RECORD EXCERPTS:

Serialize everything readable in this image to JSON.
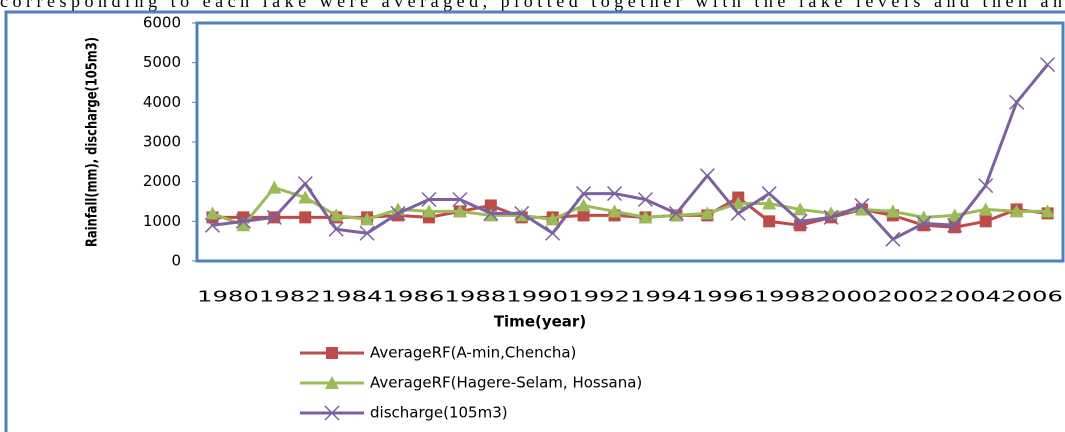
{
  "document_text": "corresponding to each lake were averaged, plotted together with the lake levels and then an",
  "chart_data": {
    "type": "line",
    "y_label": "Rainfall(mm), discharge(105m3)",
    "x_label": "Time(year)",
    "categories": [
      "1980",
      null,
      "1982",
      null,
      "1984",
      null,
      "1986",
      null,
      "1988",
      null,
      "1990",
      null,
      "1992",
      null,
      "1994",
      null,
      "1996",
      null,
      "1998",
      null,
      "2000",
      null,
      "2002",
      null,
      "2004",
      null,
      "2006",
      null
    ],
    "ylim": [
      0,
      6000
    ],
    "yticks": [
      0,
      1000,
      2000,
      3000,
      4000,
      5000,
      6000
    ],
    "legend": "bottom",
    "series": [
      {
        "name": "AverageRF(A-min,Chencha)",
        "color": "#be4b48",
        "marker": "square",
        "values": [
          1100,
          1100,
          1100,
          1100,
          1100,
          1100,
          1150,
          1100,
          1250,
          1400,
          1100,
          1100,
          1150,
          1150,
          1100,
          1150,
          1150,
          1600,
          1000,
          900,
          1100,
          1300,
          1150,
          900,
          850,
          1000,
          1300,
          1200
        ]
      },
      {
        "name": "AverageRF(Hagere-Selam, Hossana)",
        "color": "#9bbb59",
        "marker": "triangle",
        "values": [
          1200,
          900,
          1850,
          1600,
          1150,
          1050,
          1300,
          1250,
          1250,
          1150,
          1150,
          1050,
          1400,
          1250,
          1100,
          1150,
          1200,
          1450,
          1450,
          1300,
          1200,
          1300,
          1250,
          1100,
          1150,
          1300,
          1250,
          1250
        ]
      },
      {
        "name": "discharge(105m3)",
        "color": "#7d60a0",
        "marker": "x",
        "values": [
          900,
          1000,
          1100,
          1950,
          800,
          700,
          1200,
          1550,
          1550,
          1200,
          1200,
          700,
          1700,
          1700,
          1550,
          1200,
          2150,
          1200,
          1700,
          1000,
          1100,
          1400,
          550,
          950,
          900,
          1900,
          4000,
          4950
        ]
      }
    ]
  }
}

EXERCISE BRIEF:
Take every line containing the word "name" and copy it.

EXERCISE RESULT:
        "name": "AverageRF(A-min,Chencha)",
        "name": "AverageRF(Hagere-Selam, Hossana)",
        "name": "discharge(105m3)",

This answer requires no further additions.